Work to complete: An exact copy of all the data is required, with pictures left out.

Input data:
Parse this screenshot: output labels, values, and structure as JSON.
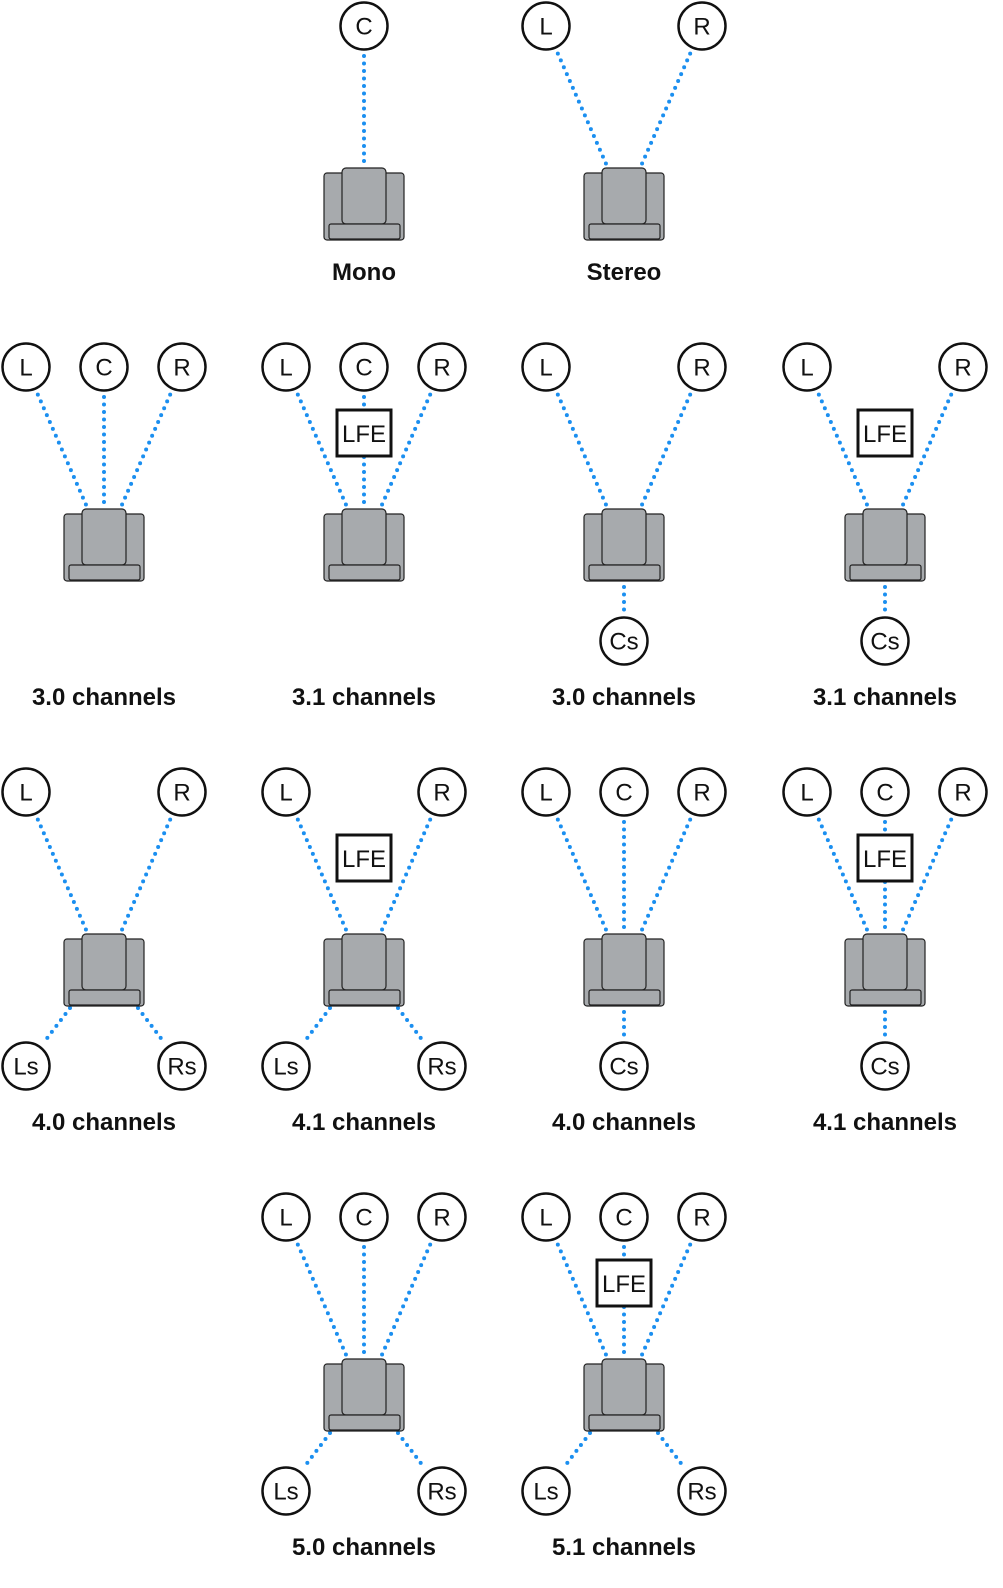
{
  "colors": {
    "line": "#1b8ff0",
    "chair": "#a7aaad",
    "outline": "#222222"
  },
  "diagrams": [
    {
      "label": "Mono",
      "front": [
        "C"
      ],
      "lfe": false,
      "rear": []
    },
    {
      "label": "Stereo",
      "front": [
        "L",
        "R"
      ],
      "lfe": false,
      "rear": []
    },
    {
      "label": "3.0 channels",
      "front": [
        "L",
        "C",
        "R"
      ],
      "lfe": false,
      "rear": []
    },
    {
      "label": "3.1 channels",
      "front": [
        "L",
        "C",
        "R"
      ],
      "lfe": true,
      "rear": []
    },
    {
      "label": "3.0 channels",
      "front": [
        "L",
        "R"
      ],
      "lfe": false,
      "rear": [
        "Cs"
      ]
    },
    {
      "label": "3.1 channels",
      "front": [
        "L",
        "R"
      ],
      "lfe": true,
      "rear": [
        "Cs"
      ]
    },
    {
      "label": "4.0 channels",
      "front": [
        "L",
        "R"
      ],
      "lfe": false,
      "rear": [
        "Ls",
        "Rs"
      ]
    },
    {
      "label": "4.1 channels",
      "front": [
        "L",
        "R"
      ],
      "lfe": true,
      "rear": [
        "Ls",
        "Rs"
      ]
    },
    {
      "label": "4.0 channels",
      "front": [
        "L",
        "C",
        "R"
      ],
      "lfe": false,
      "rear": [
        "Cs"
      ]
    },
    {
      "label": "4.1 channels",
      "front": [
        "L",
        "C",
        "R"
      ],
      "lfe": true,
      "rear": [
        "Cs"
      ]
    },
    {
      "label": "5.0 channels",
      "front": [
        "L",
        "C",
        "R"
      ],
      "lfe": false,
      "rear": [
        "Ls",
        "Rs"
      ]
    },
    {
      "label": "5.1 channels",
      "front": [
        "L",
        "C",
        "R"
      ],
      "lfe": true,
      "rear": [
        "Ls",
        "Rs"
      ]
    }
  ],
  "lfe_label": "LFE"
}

Completed exercise:
Parse this screenshot: output labels, values, and structure as JSON.
{
  "colors": {
    "line": "#1b8ff0",
    "chair": "#a7aaad",
    "outline": "#222222"
  },
  "diagrams": [
    {
      "label": "Mono",
      "front": [
        "C"
      ],
      "lfe": false,
      "rear": []
    },
    {
      "label": "Stereo",
      "front": [
        "L",
        "R"
      ],
      "lfe": false,
      "rear": []
    },
    {
      "label": "3.0 channels",
      "front": [
        "L",
        "C",
        "R"
      ],
      "lfe": false,
      "rear": []
    },
    {
      "label": "3.1 channels",
      "front": [
        "L",
        "C",
        "R"
      ],
      "lfe": true,
      "rear": []
    },
    {
      "label": "3.0 channels",
      "front": [
        "L",
        "R"
      ],
      "lfe": false,
      "rear": [
        "Cs"
      ]
    },
    {
      "label": "3.1 channels",
      "front": [
        "L",
        "R"
      ],
      "lfe": true,
      "rear": [
        "Cs"
      ]
    },
    {
      "label": "4.0 channels",
      "front": [
        "L",
        "R"
      ],
      "lfe": false,
      "rear": [
        "Ls",
        "Rs"
      ]
    },
    {
      "label": "4.1 channels",
      "front": [
        "L",
        "R"
      ],
      "lfe": true,
      "rear": [
        "Ls",
        "Rs"
      ]
    },
    {
      "label": "4.0 channels",
      "front": [
        "L",
        "C",
        "R"
      ],
      "lfe": false,
      "rear": [
        "Cs"
      ]
    },
    {
      "label": "4.1 channels",
      "front": [
        "L",
        "C",
        "R"
      ],
      "lfe": true,
      "rear": [
        "Cs"
      ]
    },
    {
      "label": "5.0 channels",
      "front": [
        "L",
        "C",
        "R"
      ],
      "lfe": false,
      "rear": [
        "Ls",
        "Rs"
      ]
    },
    {
      "label": "5.1 channels",
      "front": [
        "L",
        "C",
        "R"
      ],
      "lfe": true,
      "rear": [
        "Ls",
        "Rs"
      ]
    }
  ],
  "lfe_label": "LFE"
}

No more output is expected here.